▶ **Data rows**
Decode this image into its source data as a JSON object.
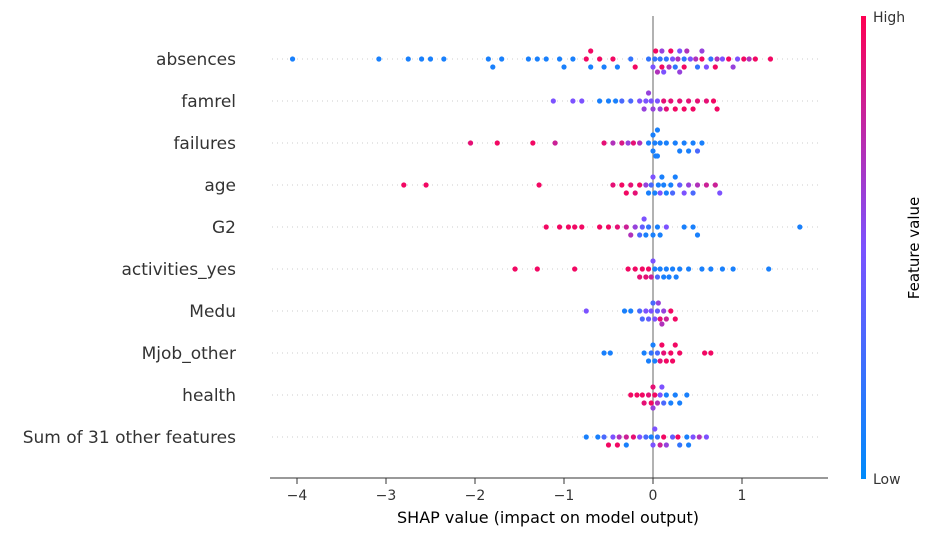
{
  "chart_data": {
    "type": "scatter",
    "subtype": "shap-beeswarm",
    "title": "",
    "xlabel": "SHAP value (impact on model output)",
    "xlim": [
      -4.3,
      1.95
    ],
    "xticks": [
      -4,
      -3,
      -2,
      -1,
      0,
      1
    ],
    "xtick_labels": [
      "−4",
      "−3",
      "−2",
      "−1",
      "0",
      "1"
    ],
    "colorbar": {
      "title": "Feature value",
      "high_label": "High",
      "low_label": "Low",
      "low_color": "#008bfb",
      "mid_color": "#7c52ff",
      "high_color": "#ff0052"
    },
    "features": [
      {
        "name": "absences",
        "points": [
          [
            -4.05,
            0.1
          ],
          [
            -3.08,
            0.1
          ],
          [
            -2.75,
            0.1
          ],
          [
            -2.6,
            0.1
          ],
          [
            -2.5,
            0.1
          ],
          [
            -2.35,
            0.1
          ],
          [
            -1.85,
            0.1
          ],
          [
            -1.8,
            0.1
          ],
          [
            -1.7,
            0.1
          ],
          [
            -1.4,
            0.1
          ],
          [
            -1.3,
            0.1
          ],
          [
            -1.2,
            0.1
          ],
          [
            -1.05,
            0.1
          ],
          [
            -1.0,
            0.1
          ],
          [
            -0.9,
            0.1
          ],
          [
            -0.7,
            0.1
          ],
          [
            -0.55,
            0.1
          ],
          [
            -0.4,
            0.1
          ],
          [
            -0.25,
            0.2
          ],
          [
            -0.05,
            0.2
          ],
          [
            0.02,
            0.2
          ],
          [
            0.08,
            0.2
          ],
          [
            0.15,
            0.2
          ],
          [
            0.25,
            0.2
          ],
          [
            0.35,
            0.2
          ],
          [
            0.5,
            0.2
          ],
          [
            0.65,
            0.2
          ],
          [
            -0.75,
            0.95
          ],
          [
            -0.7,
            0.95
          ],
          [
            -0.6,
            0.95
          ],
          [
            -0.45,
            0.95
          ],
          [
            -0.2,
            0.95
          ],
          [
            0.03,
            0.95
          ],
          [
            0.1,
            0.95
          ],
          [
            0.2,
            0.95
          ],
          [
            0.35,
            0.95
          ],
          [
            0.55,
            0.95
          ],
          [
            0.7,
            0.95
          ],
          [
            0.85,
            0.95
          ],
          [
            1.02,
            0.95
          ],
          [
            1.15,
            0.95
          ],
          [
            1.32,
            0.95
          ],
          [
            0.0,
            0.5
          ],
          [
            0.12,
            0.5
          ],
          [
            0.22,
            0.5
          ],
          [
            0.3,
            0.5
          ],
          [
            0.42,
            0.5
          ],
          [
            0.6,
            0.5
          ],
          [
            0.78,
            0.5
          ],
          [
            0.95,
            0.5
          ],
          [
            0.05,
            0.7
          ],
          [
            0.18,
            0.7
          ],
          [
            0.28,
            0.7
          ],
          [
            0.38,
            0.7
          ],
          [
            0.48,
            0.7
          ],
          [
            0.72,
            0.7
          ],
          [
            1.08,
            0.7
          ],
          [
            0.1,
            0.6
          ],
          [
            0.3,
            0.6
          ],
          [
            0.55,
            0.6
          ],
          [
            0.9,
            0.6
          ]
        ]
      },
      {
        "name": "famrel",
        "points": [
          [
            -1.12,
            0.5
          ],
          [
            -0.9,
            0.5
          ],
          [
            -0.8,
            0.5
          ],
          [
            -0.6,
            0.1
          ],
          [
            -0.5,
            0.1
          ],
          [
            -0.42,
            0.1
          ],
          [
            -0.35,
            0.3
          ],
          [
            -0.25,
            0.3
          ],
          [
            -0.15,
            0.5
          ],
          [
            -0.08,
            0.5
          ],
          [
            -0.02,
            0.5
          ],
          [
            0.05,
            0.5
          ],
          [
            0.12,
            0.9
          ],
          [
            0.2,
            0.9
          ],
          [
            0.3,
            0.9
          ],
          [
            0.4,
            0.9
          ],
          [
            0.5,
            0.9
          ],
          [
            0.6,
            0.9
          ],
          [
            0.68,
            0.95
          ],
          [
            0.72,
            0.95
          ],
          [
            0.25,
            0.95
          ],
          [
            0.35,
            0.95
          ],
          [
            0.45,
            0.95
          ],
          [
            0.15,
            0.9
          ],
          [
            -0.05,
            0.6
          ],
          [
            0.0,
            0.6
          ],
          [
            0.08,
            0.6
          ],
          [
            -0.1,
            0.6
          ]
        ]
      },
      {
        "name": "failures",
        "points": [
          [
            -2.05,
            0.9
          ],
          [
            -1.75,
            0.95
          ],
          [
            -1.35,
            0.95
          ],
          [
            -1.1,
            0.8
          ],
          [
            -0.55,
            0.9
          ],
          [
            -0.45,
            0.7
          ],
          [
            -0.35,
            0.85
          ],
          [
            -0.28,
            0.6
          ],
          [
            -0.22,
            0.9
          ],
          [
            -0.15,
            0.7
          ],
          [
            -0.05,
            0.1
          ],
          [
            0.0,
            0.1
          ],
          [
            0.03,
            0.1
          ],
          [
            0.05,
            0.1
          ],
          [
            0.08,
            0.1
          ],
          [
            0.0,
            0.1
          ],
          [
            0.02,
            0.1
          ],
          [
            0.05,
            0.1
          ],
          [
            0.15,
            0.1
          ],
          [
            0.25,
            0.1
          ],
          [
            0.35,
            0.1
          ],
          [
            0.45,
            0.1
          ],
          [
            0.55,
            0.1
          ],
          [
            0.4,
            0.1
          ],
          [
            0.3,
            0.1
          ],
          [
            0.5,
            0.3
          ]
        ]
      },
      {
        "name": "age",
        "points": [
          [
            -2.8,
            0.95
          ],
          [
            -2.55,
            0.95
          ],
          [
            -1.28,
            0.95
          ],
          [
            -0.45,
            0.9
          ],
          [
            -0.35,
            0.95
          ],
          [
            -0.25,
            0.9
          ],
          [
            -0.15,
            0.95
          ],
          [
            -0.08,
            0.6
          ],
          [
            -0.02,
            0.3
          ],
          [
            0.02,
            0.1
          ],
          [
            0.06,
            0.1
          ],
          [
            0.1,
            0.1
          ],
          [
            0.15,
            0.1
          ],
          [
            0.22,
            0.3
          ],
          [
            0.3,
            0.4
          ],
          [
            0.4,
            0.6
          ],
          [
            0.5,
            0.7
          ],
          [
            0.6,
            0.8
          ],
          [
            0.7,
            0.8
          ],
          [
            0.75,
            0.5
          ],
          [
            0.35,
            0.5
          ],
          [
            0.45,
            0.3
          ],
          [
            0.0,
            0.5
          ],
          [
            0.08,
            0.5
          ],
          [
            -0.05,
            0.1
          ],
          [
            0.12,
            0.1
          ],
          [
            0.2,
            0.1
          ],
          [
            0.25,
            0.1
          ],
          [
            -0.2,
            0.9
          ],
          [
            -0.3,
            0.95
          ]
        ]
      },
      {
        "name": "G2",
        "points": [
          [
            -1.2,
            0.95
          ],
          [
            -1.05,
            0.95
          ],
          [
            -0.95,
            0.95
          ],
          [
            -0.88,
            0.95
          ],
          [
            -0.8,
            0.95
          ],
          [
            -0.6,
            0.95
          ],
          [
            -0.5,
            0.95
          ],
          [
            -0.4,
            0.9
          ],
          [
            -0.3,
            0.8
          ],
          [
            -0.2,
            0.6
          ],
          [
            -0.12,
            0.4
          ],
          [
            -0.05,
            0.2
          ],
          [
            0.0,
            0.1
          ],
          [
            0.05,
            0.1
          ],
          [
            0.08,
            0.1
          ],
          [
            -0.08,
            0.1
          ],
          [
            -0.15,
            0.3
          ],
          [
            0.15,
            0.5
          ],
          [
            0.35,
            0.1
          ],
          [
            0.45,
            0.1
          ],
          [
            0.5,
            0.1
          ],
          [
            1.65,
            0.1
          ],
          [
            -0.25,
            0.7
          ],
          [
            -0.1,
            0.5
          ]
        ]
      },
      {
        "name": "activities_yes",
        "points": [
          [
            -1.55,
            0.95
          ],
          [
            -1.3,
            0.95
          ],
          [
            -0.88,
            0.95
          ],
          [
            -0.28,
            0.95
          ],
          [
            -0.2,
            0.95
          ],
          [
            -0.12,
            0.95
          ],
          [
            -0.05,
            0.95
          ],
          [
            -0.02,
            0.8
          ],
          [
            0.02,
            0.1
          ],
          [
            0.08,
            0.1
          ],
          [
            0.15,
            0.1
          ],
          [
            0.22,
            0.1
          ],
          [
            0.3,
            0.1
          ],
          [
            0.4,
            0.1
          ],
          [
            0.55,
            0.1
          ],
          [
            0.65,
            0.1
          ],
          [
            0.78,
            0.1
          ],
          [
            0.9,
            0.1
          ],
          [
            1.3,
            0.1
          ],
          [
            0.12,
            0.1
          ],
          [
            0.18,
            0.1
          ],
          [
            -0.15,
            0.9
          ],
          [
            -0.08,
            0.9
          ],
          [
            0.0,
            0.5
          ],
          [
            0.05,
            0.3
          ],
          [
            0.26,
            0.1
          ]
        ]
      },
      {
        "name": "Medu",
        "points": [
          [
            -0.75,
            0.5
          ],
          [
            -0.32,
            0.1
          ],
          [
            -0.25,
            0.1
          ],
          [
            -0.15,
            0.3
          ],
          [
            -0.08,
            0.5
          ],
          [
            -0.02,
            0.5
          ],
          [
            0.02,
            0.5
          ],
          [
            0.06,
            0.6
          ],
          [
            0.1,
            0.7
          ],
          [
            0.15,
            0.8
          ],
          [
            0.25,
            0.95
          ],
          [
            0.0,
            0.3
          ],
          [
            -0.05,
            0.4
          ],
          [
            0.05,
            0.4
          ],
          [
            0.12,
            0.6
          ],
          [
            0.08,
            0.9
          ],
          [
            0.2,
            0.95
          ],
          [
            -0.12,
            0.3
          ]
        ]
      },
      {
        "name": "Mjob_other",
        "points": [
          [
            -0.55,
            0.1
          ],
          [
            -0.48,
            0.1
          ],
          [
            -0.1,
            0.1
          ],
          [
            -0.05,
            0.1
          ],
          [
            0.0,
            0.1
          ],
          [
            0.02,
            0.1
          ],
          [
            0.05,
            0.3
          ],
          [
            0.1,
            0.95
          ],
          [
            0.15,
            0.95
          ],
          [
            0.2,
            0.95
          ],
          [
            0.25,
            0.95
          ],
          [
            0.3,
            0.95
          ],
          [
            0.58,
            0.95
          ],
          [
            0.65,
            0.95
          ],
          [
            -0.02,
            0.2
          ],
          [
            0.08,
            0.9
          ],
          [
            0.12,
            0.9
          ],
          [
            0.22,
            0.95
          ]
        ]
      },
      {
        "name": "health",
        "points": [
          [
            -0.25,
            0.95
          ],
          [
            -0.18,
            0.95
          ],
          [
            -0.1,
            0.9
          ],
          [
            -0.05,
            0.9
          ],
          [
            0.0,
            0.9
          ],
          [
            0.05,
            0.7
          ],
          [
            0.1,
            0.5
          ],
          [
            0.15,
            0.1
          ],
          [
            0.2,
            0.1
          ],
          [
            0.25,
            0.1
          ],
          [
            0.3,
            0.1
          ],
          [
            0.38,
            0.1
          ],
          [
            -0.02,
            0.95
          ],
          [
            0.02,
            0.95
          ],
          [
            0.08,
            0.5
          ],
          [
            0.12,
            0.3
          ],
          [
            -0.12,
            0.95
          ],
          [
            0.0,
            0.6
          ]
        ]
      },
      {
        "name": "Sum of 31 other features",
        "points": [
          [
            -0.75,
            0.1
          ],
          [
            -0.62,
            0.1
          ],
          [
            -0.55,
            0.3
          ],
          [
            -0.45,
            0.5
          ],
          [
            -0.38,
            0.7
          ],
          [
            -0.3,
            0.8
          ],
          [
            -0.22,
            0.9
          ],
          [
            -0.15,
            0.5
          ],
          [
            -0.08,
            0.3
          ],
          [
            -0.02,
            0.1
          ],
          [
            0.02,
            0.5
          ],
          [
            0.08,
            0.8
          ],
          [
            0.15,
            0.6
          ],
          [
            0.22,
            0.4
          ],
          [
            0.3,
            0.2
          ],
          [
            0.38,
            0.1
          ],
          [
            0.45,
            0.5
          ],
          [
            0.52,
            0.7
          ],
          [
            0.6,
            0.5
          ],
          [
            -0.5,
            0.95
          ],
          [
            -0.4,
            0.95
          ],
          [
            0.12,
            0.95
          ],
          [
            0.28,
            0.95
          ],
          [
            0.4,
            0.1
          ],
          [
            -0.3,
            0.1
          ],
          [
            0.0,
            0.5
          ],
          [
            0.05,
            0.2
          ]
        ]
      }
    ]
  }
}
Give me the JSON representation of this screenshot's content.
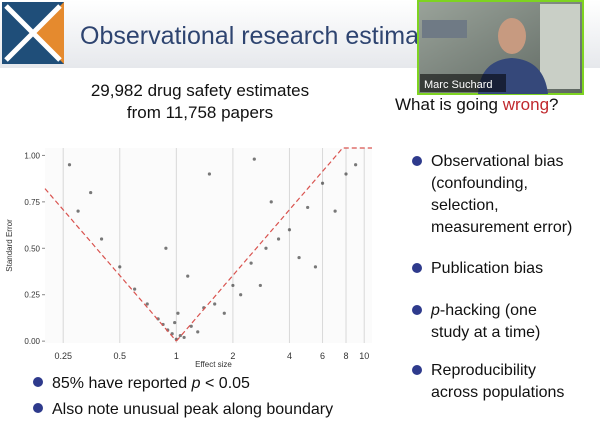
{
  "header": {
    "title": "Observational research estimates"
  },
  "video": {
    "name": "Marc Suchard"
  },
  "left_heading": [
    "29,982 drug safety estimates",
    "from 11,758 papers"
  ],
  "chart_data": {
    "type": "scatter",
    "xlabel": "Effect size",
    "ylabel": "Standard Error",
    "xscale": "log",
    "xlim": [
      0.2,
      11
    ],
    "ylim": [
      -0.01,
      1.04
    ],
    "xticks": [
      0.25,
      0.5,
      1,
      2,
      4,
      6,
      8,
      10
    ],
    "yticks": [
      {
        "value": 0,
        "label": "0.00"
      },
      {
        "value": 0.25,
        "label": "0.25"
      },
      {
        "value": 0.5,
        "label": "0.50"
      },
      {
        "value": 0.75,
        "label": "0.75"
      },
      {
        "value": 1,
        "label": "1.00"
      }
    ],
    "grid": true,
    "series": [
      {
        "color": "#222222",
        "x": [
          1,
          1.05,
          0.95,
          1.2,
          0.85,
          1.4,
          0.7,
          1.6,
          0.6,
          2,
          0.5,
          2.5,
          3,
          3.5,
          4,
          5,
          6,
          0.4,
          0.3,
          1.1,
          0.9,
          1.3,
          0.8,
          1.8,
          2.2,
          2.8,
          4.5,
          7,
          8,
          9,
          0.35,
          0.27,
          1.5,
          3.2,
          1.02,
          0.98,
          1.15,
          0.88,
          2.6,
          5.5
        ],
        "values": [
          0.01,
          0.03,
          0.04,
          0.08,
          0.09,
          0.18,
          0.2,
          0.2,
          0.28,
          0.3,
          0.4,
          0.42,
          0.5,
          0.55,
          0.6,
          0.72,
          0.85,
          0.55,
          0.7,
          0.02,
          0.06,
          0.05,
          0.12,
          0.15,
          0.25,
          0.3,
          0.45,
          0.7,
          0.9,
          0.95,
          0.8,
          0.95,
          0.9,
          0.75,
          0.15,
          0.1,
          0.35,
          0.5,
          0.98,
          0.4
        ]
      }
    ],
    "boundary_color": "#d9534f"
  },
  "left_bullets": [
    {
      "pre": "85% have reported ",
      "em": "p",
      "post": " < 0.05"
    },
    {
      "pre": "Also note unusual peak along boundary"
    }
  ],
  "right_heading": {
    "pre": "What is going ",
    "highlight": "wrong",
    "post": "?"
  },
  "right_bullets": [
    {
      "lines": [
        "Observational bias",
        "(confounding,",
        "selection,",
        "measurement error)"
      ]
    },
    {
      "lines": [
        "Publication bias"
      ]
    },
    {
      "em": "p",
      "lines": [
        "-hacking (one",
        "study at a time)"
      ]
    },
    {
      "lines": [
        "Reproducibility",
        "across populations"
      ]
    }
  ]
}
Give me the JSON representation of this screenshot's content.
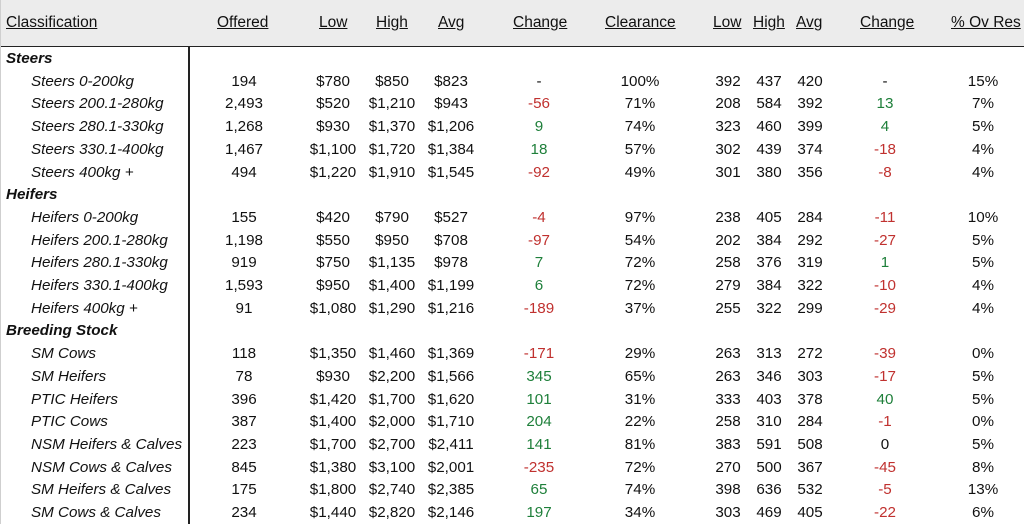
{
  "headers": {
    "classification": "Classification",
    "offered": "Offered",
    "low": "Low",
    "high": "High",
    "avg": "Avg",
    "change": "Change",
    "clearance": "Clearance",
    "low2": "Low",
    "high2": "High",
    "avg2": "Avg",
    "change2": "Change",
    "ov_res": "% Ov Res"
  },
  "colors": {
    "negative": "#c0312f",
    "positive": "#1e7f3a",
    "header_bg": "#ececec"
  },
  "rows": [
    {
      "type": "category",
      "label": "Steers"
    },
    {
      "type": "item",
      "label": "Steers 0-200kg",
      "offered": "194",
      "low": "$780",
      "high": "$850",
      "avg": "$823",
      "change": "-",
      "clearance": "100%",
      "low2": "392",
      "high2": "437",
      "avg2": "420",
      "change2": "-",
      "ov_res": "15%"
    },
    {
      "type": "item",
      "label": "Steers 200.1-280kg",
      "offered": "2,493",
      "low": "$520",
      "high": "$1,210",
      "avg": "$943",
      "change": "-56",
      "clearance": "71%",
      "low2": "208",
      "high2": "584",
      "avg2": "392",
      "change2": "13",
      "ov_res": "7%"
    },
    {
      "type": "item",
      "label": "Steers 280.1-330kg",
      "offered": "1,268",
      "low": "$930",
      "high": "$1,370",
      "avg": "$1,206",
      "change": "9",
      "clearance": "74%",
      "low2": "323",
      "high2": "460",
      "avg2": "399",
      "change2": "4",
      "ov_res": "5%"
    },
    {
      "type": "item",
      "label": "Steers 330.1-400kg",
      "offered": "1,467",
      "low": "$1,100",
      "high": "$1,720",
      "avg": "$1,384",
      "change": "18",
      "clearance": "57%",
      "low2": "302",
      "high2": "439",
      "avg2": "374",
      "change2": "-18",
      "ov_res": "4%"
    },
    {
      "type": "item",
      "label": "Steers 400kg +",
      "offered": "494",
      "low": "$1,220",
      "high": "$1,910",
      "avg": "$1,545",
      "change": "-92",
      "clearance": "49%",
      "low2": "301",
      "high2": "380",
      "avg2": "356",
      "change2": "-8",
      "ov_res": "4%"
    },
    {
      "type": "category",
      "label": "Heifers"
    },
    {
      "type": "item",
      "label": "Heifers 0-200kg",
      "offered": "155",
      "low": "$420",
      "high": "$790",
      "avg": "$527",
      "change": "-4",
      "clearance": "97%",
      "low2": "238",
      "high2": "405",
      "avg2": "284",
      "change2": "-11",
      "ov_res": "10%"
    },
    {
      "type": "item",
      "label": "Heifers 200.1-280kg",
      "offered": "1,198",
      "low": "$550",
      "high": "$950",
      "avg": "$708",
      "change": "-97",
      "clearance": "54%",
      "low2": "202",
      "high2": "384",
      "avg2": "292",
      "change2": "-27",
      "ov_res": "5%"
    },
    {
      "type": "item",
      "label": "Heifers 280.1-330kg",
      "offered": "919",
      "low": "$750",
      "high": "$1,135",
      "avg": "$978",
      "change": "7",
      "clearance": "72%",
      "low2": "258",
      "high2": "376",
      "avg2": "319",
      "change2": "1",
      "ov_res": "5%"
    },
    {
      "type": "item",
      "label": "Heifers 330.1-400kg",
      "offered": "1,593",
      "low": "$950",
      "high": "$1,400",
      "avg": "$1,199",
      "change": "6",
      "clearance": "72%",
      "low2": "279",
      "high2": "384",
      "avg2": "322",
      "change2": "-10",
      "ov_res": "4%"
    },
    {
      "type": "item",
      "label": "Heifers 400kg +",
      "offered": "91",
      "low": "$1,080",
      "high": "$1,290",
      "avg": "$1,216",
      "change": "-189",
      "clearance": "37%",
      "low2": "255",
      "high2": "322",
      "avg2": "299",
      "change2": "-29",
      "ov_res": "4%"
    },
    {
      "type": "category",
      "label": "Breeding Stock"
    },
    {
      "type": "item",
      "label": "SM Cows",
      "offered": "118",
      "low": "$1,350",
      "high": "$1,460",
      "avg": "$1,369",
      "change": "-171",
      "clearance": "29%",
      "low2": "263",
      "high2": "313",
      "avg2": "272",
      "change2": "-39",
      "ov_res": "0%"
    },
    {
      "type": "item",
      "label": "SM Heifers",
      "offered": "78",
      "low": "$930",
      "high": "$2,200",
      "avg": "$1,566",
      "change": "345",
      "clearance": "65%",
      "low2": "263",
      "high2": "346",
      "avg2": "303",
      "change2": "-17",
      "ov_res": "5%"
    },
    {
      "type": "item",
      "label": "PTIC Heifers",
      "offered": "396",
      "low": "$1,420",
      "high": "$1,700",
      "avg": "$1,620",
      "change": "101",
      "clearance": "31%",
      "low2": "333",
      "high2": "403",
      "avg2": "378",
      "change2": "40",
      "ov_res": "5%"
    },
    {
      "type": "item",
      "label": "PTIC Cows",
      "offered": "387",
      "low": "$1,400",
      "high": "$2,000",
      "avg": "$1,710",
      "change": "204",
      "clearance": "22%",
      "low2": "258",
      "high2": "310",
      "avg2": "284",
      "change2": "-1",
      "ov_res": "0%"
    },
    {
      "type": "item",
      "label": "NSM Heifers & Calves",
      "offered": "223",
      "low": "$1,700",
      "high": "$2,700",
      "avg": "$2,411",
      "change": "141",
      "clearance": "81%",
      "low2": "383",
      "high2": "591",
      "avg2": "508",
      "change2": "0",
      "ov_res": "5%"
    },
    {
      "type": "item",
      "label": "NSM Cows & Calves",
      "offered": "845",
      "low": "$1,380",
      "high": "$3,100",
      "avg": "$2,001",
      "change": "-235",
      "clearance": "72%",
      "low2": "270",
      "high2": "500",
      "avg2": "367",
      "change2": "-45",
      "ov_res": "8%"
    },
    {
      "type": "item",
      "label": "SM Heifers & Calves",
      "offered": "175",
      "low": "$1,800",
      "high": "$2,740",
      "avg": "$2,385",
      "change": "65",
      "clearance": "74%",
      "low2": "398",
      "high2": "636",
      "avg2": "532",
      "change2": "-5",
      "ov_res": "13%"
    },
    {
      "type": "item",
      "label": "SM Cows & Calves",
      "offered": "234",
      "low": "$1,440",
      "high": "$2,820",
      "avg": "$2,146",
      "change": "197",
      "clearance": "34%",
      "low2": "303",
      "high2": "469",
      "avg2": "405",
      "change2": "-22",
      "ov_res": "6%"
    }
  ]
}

▶ **Stated goal**
Copy out every line where the word "xlabel" occurs.

▶ **Correct response**
    "xlabel": "SHAP value (impact on model output)",
    "xlabel": "Effect size",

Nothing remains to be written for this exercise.